### Request:
Wherever a line holds the word "color", copy that line out.

### Given data:

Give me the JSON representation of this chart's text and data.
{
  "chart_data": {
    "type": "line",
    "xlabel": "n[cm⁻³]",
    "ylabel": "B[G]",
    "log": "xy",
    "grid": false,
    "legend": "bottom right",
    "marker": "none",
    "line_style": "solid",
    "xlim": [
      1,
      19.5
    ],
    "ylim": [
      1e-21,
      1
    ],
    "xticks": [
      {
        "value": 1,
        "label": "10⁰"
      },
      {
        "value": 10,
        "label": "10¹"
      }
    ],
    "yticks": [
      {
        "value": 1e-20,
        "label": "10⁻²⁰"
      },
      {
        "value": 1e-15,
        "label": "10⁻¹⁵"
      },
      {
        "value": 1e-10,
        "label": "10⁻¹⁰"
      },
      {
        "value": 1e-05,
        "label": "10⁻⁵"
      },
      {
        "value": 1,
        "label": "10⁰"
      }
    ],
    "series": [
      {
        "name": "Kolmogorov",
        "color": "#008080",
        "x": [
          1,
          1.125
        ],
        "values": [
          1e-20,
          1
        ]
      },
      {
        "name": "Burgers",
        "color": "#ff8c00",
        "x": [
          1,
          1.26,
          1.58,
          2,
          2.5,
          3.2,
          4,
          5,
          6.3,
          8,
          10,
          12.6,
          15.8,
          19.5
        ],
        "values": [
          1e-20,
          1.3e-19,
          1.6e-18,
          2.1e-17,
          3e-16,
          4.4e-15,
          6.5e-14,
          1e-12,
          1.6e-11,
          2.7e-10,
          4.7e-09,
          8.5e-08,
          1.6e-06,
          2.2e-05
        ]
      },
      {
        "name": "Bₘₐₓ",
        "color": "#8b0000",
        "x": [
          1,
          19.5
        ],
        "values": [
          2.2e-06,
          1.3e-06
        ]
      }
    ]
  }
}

### Worked answer:
        "color": "#008080",
        "color": "#ff8c00",
        "color": "#8b0000",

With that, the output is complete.